▸ **What is expected**:
Select lines where the word "округа" appears.
+--
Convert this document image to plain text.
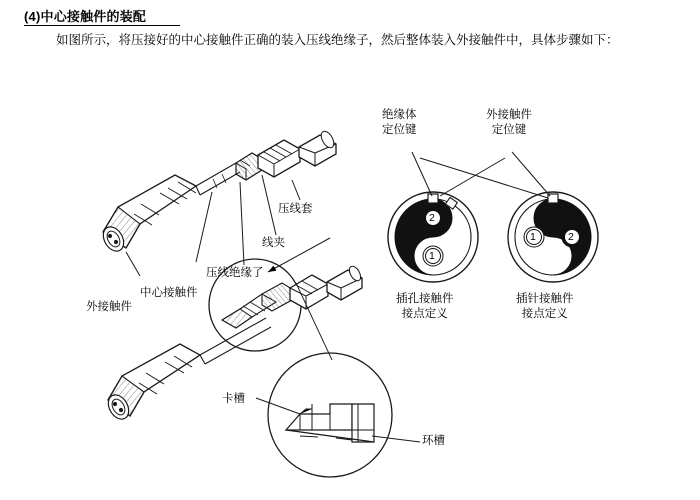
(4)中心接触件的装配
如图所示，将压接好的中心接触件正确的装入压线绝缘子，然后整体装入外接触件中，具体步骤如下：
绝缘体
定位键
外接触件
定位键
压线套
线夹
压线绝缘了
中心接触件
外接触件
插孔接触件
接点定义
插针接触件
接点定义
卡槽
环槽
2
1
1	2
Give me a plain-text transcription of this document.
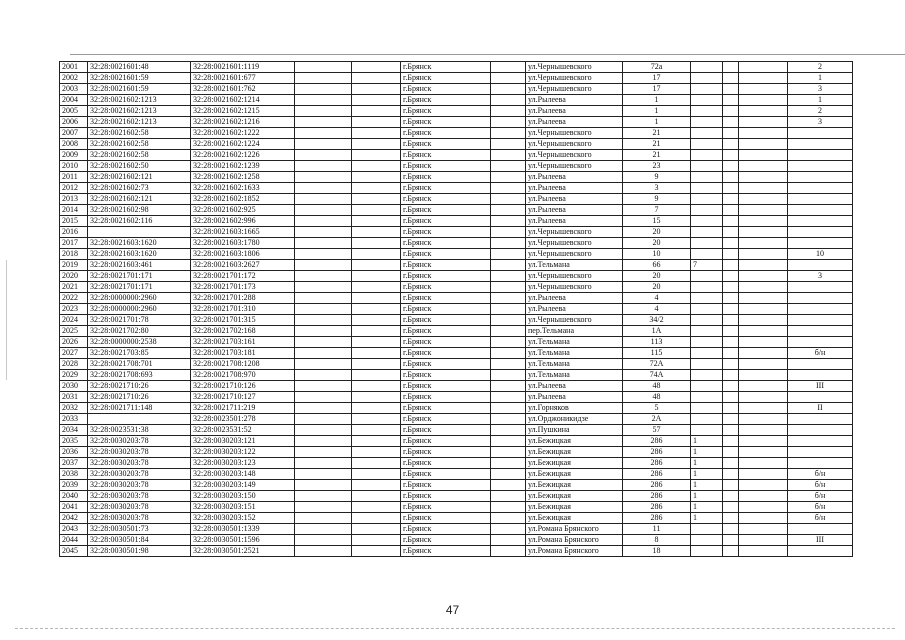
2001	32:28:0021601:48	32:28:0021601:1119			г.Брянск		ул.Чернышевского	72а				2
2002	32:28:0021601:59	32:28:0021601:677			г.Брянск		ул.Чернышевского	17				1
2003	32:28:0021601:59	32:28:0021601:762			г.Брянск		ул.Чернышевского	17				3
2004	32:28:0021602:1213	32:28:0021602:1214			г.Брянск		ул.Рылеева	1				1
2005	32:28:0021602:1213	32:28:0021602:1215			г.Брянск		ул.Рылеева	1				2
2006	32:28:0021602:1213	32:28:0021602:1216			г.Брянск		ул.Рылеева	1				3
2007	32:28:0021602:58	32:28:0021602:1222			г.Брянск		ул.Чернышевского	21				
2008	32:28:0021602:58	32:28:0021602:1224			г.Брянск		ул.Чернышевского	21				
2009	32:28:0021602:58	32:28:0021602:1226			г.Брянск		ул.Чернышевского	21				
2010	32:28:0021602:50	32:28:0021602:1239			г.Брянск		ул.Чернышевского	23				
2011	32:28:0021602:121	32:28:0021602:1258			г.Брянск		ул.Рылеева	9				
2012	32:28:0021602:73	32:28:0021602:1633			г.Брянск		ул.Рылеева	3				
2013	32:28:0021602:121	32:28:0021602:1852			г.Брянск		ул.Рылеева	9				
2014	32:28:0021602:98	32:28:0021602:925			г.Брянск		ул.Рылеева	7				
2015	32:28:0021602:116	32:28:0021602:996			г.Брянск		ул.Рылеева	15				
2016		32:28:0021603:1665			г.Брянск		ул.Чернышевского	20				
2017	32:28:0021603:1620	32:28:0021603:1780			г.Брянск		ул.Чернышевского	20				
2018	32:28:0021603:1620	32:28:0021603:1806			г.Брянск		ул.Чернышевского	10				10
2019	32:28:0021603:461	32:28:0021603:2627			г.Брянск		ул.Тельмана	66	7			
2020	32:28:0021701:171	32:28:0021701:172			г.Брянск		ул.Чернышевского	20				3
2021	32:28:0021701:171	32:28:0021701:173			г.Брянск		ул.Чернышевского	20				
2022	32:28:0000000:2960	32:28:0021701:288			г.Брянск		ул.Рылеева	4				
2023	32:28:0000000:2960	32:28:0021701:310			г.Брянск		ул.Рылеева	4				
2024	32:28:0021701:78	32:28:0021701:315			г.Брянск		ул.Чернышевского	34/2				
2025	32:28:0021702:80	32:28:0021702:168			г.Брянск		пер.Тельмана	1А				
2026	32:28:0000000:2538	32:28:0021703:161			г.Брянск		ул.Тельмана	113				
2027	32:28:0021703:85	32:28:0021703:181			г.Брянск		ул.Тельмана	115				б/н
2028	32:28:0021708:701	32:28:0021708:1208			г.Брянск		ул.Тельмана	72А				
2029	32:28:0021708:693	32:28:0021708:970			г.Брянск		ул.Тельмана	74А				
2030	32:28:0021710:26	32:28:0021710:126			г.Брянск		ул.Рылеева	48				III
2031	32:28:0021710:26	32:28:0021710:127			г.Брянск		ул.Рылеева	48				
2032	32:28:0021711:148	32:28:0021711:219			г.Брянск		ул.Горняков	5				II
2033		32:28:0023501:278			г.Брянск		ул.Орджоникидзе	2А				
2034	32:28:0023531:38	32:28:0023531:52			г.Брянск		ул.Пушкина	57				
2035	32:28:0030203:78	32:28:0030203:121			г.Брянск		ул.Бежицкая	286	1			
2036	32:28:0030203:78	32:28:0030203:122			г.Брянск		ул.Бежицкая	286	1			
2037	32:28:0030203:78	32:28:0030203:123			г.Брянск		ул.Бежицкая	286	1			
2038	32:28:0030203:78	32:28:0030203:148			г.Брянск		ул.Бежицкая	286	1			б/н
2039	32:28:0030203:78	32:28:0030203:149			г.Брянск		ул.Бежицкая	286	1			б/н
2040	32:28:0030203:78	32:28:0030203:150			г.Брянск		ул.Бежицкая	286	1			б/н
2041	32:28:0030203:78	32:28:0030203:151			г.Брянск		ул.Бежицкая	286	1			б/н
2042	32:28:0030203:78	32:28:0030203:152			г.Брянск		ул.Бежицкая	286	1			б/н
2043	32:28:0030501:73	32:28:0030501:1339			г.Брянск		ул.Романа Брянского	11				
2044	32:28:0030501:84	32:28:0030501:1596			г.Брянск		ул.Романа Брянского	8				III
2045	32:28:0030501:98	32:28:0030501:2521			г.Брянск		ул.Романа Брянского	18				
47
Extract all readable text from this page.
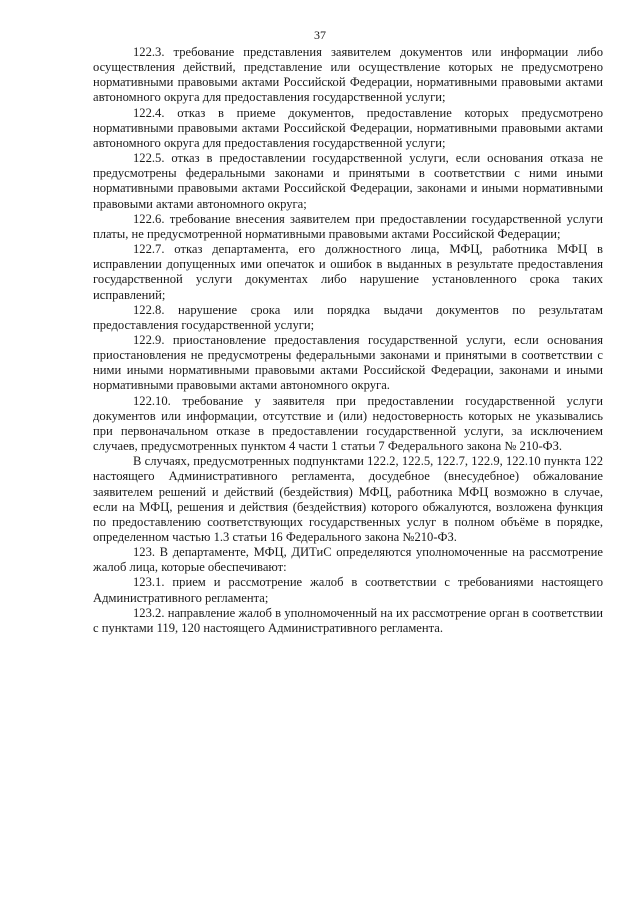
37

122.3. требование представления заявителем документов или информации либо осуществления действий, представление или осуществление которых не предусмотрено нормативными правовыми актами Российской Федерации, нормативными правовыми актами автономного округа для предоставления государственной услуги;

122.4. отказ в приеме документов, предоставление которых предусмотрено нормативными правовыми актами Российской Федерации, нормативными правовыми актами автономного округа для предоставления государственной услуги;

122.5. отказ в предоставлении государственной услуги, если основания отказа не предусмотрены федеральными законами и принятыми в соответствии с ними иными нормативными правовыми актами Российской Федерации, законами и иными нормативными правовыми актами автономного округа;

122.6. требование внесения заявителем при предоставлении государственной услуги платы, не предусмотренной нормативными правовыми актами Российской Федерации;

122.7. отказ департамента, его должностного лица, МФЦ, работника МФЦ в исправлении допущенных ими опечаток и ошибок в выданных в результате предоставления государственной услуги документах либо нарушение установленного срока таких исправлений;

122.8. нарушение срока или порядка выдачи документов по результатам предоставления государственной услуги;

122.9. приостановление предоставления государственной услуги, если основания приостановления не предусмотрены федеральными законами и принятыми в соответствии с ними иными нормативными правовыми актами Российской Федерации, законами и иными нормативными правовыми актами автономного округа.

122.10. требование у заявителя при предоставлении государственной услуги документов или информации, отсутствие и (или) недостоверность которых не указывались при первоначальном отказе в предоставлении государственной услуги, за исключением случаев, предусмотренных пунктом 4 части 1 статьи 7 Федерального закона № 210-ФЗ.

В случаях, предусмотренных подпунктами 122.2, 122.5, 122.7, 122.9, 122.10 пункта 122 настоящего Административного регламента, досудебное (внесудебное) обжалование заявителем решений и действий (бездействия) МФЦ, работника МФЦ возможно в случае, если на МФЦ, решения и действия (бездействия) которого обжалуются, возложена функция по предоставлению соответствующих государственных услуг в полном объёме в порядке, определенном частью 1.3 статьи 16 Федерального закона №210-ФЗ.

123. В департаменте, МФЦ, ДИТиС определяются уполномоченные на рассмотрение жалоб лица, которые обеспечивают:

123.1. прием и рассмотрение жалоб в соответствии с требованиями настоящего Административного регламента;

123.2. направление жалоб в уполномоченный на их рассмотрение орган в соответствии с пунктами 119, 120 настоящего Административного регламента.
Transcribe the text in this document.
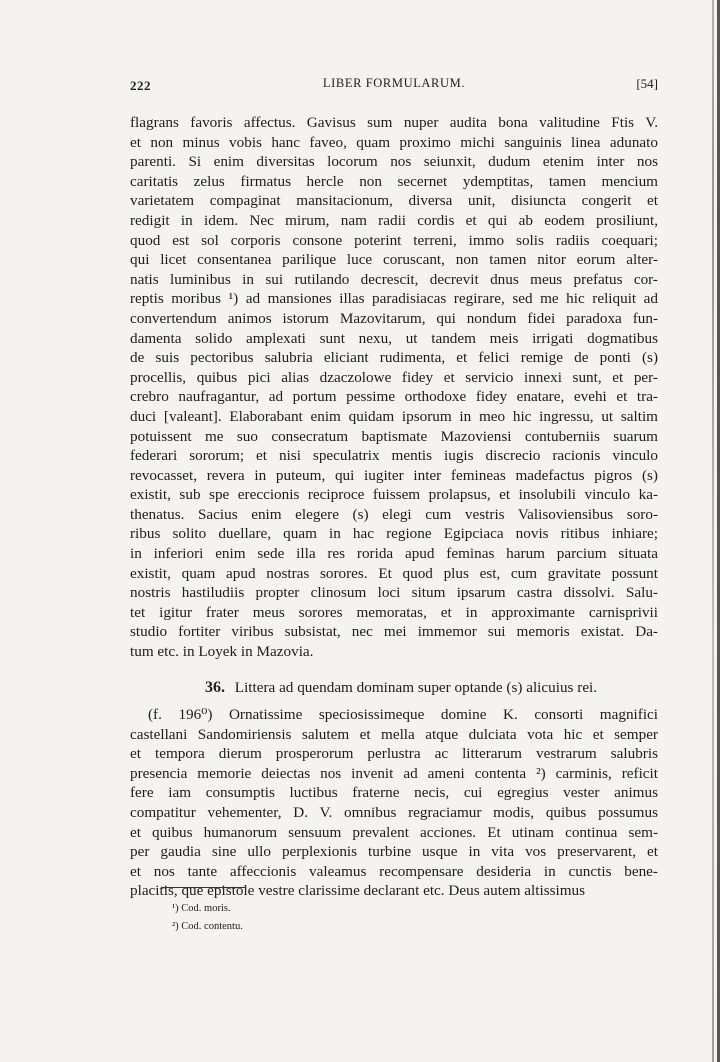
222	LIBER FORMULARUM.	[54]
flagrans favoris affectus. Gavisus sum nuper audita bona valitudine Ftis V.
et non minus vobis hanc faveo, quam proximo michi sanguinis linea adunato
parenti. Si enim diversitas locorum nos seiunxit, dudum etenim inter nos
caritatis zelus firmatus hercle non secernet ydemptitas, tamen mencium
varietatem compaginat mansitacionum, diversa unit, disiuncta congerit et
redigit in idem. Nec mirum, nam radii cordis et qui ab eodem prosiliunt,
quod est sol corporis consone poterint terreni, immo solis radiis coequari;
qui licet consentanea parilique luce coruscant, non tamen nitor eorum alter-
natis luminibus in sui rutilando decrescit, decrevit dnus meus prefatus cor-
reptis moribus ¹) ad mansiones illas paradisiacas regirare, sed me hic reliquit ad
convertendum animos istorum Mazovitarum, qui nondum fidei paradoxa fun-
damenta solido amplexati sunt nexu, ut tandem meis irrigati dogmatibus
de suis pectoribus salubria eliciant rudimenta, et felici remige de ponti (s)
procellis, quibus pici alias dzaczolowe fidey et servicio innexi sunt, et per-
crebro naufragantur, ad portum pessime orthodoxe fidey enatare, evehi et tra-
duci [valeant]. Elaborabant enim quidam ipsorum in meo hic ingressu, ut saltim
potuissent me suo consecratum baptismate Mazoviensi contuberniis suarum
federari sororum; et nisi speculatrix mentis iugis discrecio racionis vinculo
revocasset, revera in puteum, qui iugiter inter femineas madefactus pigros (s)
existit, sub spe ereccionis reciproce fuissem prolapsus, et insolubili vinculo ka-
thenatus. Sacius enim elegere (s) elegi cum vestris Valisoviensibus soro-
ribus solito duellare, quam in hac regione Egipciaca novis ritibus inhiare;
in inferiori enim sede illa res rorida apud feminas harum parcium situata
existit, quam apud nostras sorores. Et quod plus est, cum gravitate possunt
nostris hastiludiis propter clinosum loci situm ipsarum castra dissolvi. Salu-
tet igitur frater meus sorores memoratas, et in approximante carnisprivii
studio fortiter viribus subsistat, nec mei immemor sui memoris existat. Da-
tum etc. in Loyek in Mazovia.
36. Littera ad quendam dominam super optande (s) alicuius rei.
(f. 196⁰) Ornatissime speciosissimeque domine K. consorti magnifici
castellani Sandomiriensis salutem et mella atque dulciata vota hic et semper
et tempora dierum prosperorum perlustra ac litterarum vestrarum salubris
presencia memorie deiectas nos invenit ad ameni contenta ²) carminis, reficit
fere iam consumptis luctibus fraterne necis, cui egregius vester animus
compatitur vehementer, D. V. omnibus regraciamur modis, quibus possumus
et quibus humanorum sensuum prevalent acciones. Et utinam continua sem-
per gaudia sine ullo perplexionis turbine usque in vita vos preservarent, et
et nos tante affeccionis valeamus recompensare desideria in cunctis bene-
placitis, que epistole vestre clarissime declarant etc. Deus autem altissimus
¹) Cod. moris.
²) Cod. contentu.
+--
▸ **The output**:
122.3. требование представления заявителем документов или информации либо осуществления действий, представление или осуществление которых не предусмотрено нормативными правовыми актами Российской Федерации, нормативными правовыми актами автономного округа для предоставления государственной услуги;
122.4. отказ в приеме документов, предоставление которых предусмотрено нормативными правовыми актами Российской Федерации, нормативными правовыми актами автономного округа для предоставления государственной услуги;
122.5. отказ в предоставлении государственной услуги, если основания отказа не предусмотрены федеральными законами и принятыми в соответствии с ними иными нормативными правовыми актами Российской Федерации, законами и иными нормативными правовыми актами автономного округа;
122.9. приостановление предоставления государственной услуги, если основания приостановления не предусмотрены федеральными законами и принятыми в соответствии с ними иными нормативными правовыми актами Российской Федерации, законами и иными нормативными правовыми актами автономного округа.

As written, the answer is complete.